[Instruction]:
Omit all pictures. Copy the rest of the material exactly.

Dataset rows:
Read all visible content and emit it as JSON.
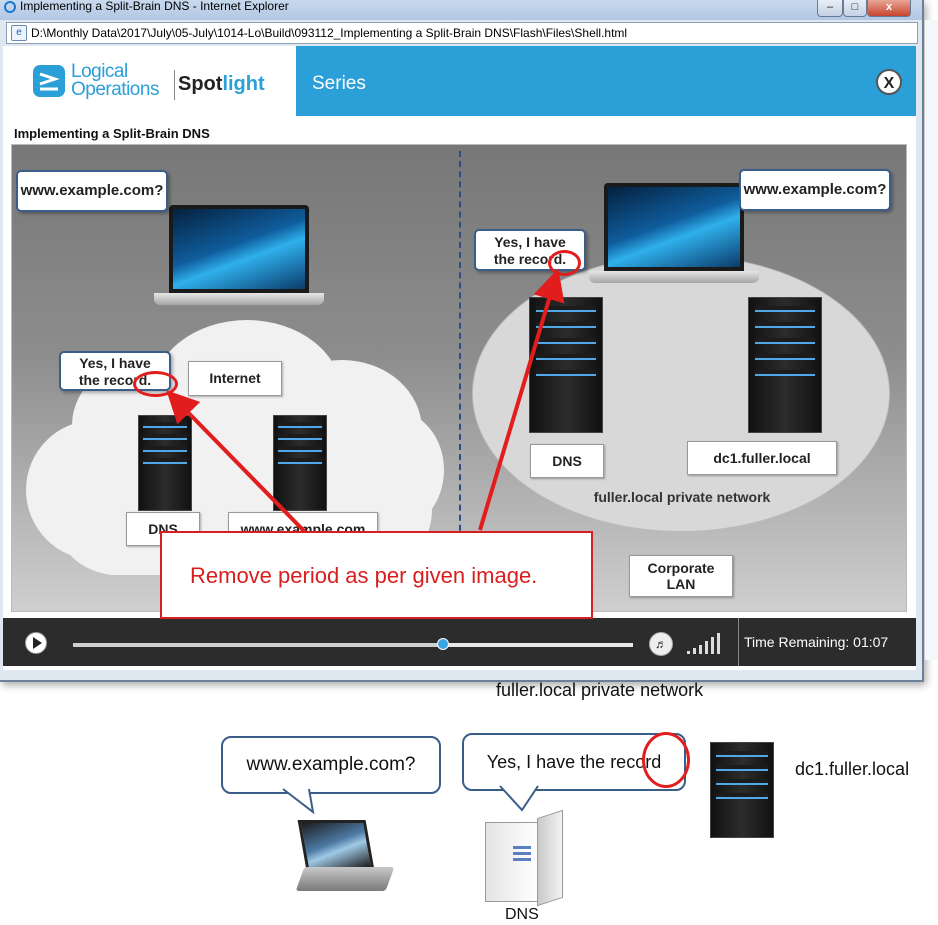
{
  "window": {
    "title": "Implementing a Split-Brain DNS - Internet Explorer",
    "address": "D:\\Monthly Data\\2017\\July\\05-July\\1014-Lo\\Build\\093112_Implementing a Split-Brain DNS\\Flash\\Files\\Shell.html",
    "buttons": {
      "minimize": "–",
      "maximize": "□",
      "close": "x"
    }
  },
  "player": {
    "logo": {
      "line1": "Logical",
      "line2": "Operations",
      "product_plain": "Spot",
      "product_accent": "light"
    },
    "header": {
      "series": "Series",
      "close": "X"
    },
    "course_title": "Implementing a Split-Brain DNS",
    "stage": {
      "left": {
        "query_bubble": "www.example.com?",
        "answer_bubble_line1": "Yes, I have",
        "answer_bubble_line2": "the record.",
        "internet_label": "Internet",
        "dns_label": "DNS",
        "server_label": "www.example.com"
      },
      "right": {
        "query_bubble": "www.example.com?",
        "answer_bubble_line1": "Yes, I have",
        "answer_bubble_line2": "the record.",
        "dns_label": "DNS",
        "dc_label": "dc1.fuller.local",
        "network_label": "fuller.local private network",
        "corp_line1": "Corporate",
        "corp_line2": "LAN"
      }
    },
    "controls": {
      "progress_fraction": 0.66,
      "time_remaining": "Time Remaining: 01:07"
    }
  },
  "annotation": {
    "text": "Remove period as per given image.",
    "color": "#d81f1f"
  },
  "reference": {
    "network_label": "fuller.local private network",
    "query_bubble": "www.example.com?",
    "answer_bubble": "Yes, I have the record",
    "dc_label": "dc1.fuller.local",
    "dns_label": "DNS"
  },
  "colors": {
    "accent": "#2a9fd8",
    "annotation": "#d81f1f",
    "control_bar": "#2c2c2c"
  },
  "icons": [
    "ie-page-icon",
    "close-icon",
    "play-icon",
    "volume-icon",
    "volume-level-icon"
  ]
}
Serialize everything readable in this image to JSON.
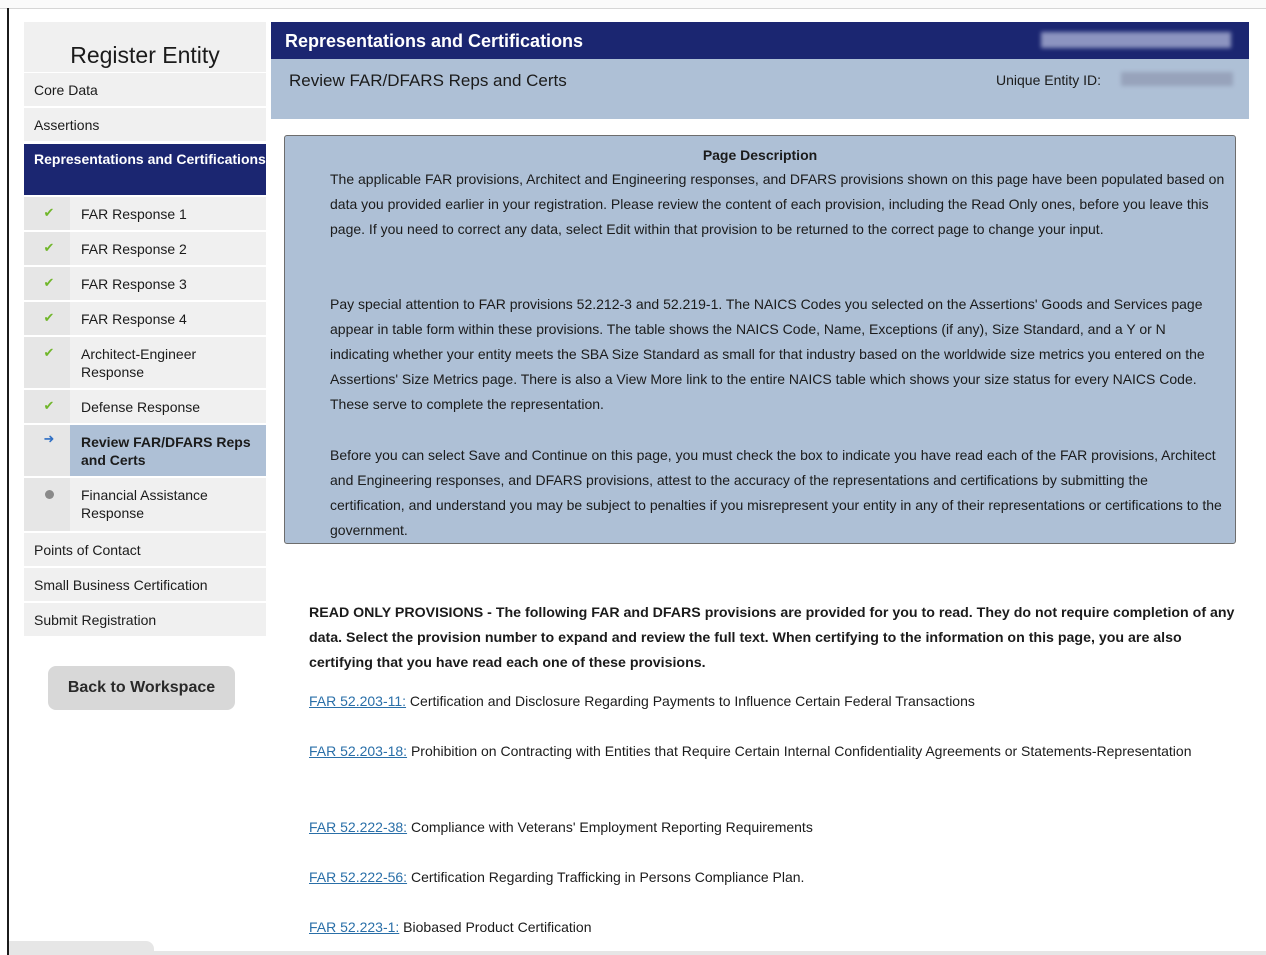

[Expected answer]:
Read all visible content and emit it as JSON.
{
  "window": {
    "title": "Implementing a Split-Brain DNS - Internet Explorer",
    "address": "D:\\Monthly Data\\2017\\July\\05-July\\1014-Lo\\Build\\093112_Implementing a Split-Brain DNS\\Flash\\Files\\Shell.html",
    "buttons": {
      "minimize": "–",
      "maximize": "□",
      "close": "x"
    }
  },
  "player": {
    "logo": {
      "line1": "Logical",
      "line2": "Operations",
      "product_plain": "Spot",
      "product_accent": "light"
    },
    "header": {
      "series": "Series",
      "close": "X"
    },
    "course_title": "Implementing a Split-Brain DNS",
    "stage": {
      "left": {
        "query_bubble": "www.example.com?",
        "answer_bubble_line1": "Yes, I have",
        "answer_bubble_line2": "the record.",
        "internet_label": "Internet",
        "dns_label": "DNS",
        "server_label": "www.example.com"
      },
      "right": {
        "query_bubble": "www.example.com?",
        "answer_bubble_line1": "Yes, I have",
        "answer_bubble_line2": "the record.",
        "dns_label": "DNS",
        "dc_label": "dc1.fuller.local",
        "network_label": "fuller.local private network",
        "corp_line1": "Corporate",
        "corp_line2": "LAN"
      }
    },
    "controls": {
      "progress_fraction": 0.66,
      "time_remaining": "Time Remaining: 01:07"
    }
  },
  "annotation": {
    "text": "Remove period as per given image.",
    "color": "#d81f1f"
  },
  "reference": {
    "network_label": "fuller.local private network",
    "query_bubble": "www.example.com?",
    "answer_bubble": "Yes, I have the record",
    "dc_label": "dc1.fuller.local",
    "dns_label": "DNS"
  },
  "colors": {
    "accent": "#2a9fd8",
    "annotation": "#d81f1f",
    "control_bar": "#2c2c2c"
  },
  "icons": [
    "ie-page-icon",
    "close-icon",
    "play-icon",
    "volume-icon",
    "volume-level-icon"
  ]
}
Serialize everything readable in this image to JSON.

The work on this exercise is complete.